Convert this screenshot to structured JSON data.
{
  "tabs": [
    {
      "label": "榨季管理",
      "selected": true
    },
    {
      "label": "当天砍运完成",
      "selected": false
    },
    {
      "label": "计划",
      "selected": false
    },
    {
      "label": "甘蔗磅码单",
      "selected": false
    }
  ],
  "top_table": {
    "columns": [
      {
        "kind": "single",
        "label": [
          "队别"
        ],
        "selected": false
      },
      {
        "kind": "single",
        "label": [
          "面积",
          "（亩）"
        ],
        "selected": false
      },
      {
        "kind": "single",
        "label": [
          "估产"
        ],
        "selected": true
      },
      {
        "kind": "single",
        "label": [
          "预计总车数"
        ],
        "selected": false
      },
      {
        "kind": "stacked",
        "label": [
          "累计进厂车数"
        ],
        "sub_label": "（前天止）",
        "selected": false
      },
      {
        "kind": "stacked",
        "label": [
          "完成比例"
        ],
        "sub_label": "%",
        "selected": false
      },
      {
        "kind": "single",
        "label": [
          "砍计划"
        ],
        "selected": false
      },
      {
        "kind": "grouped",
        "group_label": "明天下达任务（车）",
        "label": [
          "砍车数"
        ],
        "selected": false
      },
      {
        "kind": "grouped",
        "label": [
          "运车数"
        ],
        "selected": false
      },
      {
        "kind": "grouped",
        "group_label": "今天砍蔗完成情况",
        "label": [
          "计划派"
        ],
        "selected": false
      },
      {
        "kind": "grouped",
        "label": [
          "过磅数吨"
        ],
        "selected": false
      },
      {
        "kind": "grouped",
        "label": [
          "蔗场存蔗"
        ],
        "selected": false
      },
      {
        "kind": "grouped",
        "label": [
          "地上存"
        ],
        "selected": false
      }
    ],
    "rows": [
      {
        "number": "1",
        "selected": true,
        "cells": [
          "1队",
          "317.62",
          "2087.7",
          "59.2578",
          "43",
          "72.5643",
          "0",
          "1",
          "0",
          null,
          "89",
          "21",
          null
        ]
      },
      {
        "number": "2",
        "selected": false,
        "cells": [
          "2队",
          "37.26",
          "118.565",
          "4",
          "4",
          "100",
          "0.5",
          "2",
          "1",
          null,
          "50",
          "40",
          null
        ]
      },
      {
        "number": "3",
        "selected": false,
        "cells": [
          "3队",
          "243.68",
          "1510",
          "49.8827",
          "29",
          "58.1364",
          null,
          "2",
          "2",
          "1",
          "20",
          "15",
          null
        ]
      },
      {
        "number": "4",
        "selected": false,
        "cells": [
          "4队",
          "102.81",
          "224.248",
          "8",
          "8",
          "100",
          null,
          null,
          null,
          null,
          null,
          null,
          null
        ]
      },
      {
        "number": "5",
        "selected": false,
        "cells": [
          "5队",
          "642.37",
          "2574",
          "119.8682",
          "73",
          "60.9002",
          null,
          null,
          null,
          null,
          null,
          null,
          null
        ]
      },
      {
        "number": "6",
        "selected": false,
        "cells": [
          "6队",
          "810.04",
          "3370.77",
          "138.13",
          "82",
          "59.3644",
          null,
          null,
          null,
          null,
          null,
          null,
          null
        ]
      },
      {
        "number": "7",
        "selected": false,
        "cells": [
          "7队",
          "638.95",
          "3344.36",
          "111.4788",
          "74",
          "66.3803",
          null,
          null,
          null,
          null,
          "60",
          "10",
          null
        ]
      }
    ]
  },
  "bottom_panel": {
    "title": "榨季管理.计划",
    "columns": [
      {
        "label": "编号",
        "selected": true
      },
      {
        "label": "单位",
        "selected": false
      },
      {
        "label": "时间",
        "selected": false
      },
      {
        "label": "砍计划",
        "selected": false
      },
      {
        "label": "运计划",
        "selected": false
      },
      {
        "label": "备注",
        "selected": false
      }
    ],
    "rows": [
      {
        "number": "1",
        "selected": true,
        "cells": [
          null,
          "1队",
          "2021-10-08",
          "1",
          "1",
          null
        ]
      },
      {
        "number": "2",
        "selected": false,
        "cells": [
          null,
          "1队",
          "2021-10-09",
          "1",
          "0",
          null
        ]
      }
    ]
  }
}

# [Problem details]
Each line of the listing should be echoed back exactly.

# [Answer below]
Convert this screenshot to structured JSON data.
{
  "tabs": [
    {
      "label": "榨季管理",
      "selected": true
    },
    {
      "label": "当天砍运完成",
      "selected": false
    },
    {
      "label": "计划",
      "selected": false
    },
    {
      "label": "甘蔗磅码单",
      "selected": false
    }
  ],
  "top_table": {
    "columns": [
      {
        "kind": "single",
        "label": [
          "队别"
        ],
        "selected": false
      },
      {
        "kind": "single",
        "label": [
          "面积",
          "（亩）"
        ],
        "selected": false
      },
      {
        "kind": "single",
        "label": [
          "估产"
        ],
        "selected": true
      },
      {
        "kind": "single",
        "label": [
          "预计总车数"
        ],
        "selected": false
      },
      {
        "kind": "stacked",
        "label": [
          "累计进厂车数"
        ],
        "sub_label": "（前天止）",
        "selected": false
      },
      {
        "kind": "stacked",
        "label": [
          "完成比例"
        ],
        "sub_label": "%",
        "selected": false
      },
      {
        "kind": "single",
        "label": [
          "砍计划"
        ],
        "selected": false
      },
      {
        "kind": "grouped",
        "group_label": "明天下达任务（车）",
        "label": [
          "砍车数"
        ],
        "selected": false
      },
      {
        "kind": "grouped",
        "label": [
          "运车数"
        ],
        "selected": false
      },
      {
        "kind": "grouped",
        "group_label": "今天砍蔗完成情况",
        "label": [
          "计划派"
        ],
        "selected": false
      },
      {
        "kind": "grouped",
        "label": [
          "过磅数吨"
        ],
        "selected": false
      },
      {
        "kind": "grouped",
        "label": [
          "蔗场存蔗"
        ],
        "selected": false
      },
      {
        "kind": "grouped",
        "label": [
          "地上存"
        ],
        "selected": false
      }
    ],
    "rows": [
      {
        "number": "1",
        "selected": true,
        "cells": [
          "1队",
          "317.62",
          "2087.7",
          "59.2578",
          "43",
          "72.5643",
          "0",
          "1",
          "0",
          null,
          "89",
          "21",
          null
        ]
      },
      {
        "number": "2",
        "selected": false,
        "cells": [
          "2队",
          "37.26",
          "118.565",
          "4",
          "4",
          "100",
          "0.5",
          "2",
          "1",
          null,
          "50",
          "40",
          null
        ]
      },
      {
        "number": "3",
        "selected": false,
        "cells": [
          "3队",
          "243.68",
          "1510",
          "49.8827",
          "29",
          "58.1364",
          null,
          "2",
          "2",
          "1",
          "20",
          "15",
          null
        ]
      },
      {
        "number": "4",
        "selected": false,
        "cells": [
          "4队",
          "102.81",
          "224.248",
          "8",
          "8",
          "100",
          null,
          null,
          null,
          null,
          null,
          null,
          null
        ]
      },
      {
        "number": "5",
        "selected": false,
        "cells": [
          "5队",
          "642.37",
          "2574",
          "119.8682",
          "73",
          "60.9002",
          null,
          null,
          null,
          null,
          null,
          null,
          null
        ]
      },
      {
        "number": "6",
        "selected": false,
        "cells": [
          "6队",
          "810.04",
          "3370.77",
          "138.13",
          "82",
          "59.3644",
          null,
          null,
          null,
          null,
          null,
          null,
          null
        ]
      },
      {
        "number": "7",
        "selected": false,
        "cells": [
          "7队",
          "638.95",
          "3344.36",
          "111.4788",
          "74",
          "66.3803",
          null,
          null,
          null,
          null,
          "60",
          "10",
          null
        ]
      }
    ]
  },
  "bottom_panel": {
    "title": "榨季管理.计划",
    "columns": [
      {
        "label": "编号",
        "selected": true
      },
      {
        "label": "单位",
        "selected": false
      },
      {
        "label": "时间",
        "selected": false
      },
      {
        "label": "砍计划",
        "selected": false
      },
      {
        "label": "运计划",
        "selected": false
      },
      {
        "label": "备注",
        "selected": false
      }
    ],
    "rows": [
      {
        "number": "1",
        "selected": true,
        "cells": [
          null,
          "1队",
          "2021-10-08",
          "1",
          "1",
          null
        ]
      },
      {
        "number": "2",
        "selected": false,
        "cells": [
          null,
          "1队",
          "2021-10-09",
          "1",
          "0",
          null
        ]
      }
    ]
  }
}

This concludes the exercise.